**TO DO**
Gather all lines in the records below that include the word "this".
>> BEGIN EXERCISE INPUTS
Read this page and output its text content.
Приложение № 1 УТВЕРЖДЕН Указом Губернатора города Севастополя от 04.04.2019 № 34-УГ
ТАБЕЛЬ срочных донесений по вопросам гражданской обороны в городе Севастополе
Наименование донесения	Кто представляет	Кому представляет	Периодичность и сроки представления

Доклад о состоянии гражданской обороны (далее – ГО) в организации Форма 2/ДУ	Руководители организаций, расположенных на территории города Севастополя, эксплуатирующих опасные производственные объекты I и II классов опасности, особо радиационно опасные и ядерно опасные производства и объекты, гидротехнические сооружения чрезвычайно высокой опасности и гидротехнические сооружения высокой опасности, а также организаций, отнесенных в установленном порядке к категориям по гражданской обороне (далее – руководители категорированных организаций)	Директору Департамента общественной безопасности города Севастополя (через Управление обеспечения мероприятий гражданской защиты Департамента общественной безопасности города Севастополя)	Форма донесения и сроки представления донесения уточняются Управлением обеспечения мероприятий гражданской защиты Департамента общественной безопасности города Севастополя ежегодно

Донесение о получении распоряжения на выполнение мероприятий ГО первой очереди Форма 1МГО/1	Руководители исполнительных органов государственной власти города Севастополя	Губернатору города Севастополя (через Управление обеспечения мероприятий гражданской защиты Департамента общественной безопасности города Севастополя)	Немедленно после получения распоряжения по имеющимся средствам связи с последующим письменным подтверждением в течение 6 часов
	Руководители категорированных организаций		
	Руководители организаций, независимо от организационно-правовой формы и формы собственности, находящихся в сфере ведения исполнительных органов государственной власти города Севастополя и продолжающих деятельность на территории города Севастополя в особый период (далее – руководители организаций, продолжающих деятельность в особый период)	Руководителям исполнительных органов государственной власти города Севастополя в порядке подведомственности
>> END EXERCISE INPUTS
>> BEGIN EXERCISE INPUTS
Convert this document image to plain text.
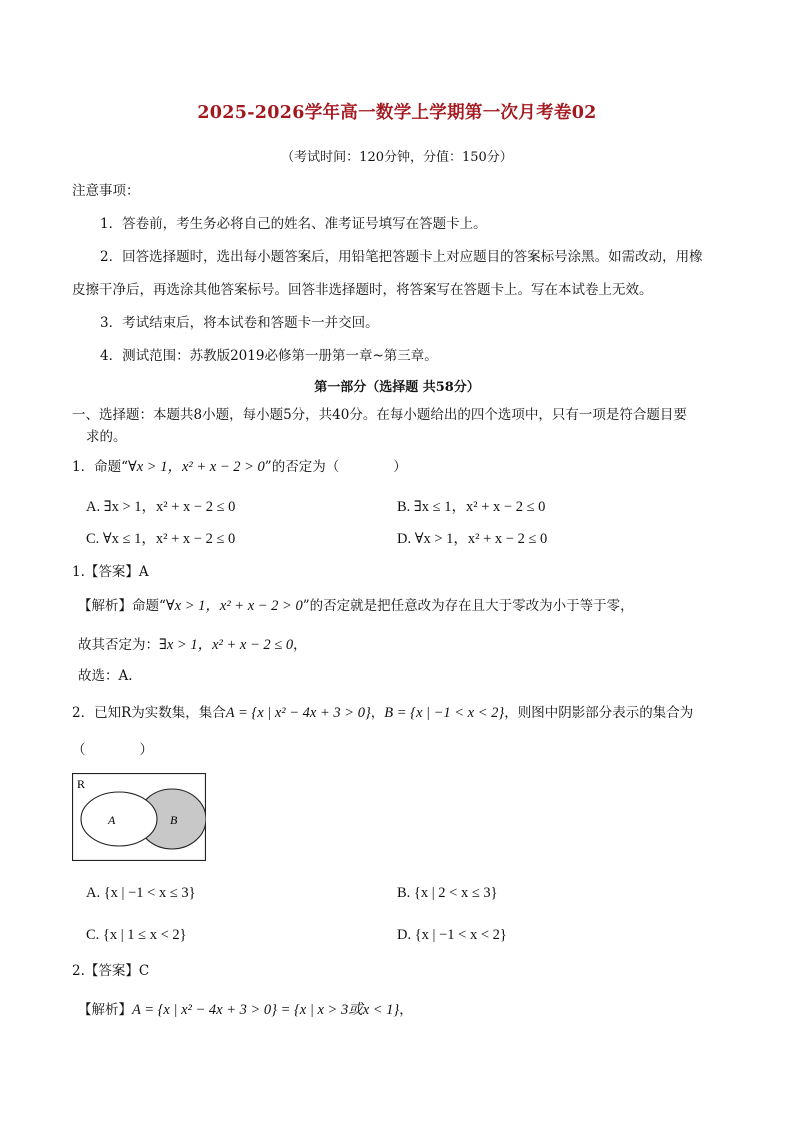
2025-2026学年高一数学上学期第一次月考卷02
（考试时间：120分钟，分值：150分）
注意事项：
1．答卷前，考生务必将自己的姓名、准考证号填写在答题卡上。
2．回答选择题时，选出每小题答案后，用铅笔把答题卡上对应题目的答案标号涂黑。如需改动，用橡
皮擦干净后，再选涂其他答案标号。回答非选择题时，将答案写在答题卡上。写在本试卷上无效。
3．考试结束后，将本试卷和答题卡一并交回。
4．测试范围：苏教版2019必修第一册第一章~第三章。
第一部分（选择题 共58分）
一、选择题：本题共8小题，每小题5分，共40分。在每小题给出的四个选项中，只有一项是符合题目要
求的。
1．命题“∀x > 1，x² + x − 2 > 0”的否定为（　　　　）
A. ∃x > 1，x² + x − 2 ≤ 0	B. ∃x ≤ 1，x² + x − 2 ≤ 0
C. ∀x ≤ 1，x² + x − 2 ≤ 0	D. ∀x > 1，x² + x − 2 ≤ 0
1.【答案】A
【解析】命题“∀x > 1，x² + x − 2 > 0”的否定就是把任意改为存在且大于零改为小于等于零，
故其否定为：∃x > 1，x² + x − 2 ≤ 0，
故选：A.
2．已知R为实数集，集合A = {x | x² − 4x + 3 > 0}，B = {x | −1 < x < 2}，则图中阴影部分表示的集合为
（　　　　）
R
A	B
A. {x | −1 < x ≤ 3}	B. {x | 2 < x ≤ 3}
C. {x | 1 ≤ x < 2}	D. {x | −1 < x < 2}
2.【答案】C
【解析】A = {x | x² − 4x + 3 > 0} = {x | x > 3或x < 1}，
>> END EXERCISE INPUTS
**TASK RESPONSE**
Read this page and output its text content.
Convert this document image to plain text.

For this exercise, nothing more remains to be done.